#### Your task
Can you output the material exactly as written, minus any pictures it holds?

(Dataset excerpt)
══════════

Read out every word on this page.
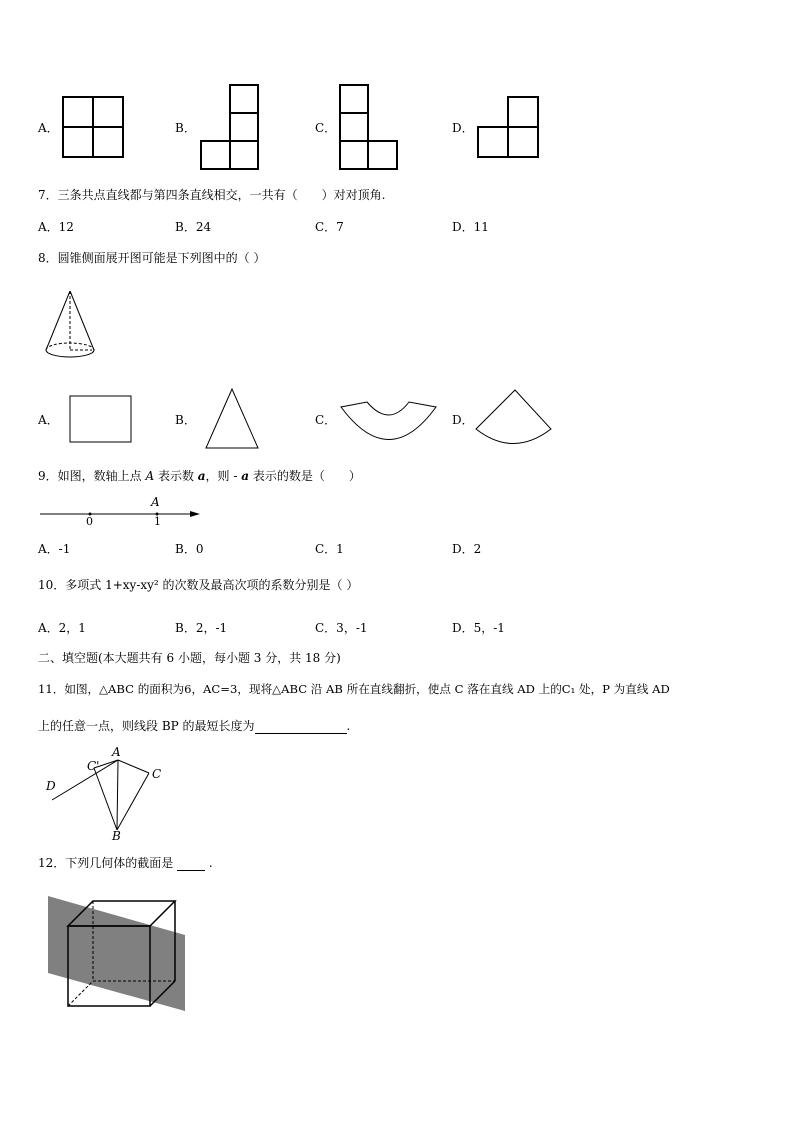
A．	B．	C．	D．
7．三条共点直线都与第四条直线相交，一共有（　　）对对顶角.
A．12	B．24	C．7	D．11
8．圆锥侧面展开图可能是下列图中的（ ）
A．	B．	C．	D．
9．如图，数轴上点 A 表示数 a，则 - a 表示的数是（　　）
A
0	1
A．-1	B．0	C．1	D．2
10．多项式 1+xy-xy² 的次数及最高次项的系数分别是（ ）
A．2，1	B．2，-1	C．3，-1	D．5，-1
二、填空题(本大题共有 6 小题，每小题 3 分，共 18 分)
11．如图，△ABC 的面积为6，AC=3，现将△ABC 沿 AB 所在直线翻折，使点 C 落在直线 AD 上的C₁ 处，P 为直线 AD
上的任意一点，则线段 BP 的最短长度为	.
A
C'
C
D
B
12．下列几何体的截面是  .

══════════

#### Expected output
Read out every word on this page.
A．	B．	C．	D．
7．三条共点直线都与第四条直线相交，一共有（　　）对对顶角.
A．12	B．24	C．7	D．11
8．圆锥侧面展开图可能是下列图中的（ ）
A．	B．	C．	D．
9．如图，数轴上点 A 表示数 a，则 - a 表示的数是（　　）
A
0	1
A．-1	B．0	C．1	D．2
10．多项式 1+xy-xy² 的次数及最高次项的系数分别是（ ）
A．2，1	B．2，-1	C．3，-1	D．5，-1
二、填空题(本大题共有 6 小题，每小题 3 分，共 18 分)
11．如图，△ABC 的面积为6，AC=3，现将△ABC 沿 AB 所在直线翻折，使点 C 落在直线 AD 上的C₁ 处，P 为直线 AD
上的任意一点，则线段 BP 的最短长度为	.
A
C'
C
D
B
12．下列几何体的截面是  .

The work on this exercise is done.